--- WHAT IS EXPECTED ---
Search the data for the string "METALIC" and extract every line where it appears.

--- PROVIDED RECORDS ---

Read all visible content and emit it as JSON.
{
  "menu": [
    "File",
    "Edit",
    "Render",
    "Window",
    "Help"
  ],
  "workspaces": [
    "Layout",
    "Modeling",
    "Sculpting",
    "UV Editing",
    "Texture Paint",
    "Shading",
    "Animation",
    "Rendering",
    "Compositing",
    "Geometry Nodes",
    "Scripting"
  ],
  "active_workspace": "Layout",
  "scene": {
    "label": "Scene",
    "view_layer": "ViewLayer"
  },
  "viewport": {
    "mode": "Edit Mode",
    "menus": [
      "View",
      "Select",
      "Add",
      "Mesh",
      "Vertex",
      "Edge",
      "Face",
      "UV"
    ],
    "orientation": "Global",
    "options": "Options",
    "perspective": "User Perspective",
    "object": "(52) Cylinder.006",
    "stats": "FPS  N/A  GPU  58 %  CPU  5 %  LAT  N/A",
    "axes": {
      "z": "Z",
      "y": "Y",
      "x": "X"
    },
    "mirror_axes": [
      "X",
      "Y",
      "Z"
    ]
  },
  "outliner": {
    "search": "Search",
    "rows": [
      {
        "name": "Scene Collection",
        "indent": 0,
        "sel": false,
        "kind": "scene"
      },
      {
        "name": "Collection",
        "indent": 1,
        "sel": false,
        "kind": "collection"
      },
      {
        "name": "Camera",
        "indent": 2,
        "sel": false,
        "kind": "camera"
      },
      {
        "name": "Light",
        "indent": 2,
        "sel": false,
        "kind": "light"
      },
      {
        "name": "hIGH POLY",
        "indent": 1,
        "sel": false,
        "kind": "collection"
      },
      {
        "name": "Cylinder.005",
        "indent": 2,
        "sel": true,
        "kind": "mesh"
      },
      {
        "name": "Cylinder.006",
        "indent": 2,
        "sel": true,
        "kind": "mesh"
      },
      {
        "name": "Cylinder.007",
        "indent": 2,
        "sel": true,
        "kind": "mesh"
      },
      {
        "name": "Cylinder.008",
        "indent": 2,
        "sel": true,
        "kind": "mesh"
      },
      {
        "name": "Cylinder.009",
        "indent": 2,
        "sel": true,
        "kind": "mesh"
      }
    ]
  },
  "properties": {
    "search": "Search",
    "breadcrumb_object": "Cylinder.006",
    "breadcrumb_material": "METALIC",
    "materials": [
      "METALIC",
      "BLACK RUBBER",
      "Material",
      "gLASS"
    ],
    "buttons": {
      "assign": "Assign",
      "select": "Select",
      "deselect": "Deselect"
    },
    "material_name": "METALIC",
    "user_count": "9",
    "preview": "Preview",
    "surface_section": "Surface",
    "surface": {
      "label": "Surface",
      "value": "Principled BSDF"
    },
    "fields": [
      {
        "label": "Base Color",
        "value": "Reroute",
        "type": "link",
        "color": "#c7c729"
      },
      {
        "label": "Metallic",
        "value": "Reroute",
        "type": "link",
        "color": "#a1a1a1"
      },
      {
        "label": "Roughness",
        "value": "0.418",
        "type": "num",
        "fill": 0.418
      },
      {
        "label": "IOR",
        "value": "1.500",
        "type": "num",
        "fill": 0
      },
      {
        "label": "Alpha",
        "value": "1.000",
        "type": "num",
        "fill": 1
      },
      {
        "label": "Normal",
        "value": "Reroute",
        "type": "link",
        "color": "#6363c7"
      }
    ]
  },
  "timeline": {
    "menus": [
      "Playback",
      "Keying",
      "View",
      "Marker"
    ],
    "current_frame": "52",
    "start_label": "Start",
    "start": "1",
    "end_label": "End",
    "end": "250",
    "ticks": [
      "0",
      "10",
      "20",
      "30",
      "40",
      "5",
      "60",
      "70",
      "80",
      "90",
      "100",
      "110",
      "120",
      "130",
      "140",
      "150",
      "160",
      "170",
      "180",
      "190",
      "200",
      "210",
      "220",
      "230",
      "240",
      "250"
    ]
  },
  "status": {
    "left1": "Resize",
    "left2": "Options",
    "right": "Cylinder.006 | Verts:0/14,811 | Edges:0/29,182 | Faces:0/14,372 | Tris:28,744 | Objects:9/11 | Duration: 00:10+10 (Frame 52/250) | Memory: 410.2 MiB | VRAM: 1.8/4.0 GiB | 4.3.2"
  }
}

--- SOLUTION FOR THIS TASK ---
    "breadcrumb_material": "METALIC",
      "METALIC",
    "material_name": "METALIC",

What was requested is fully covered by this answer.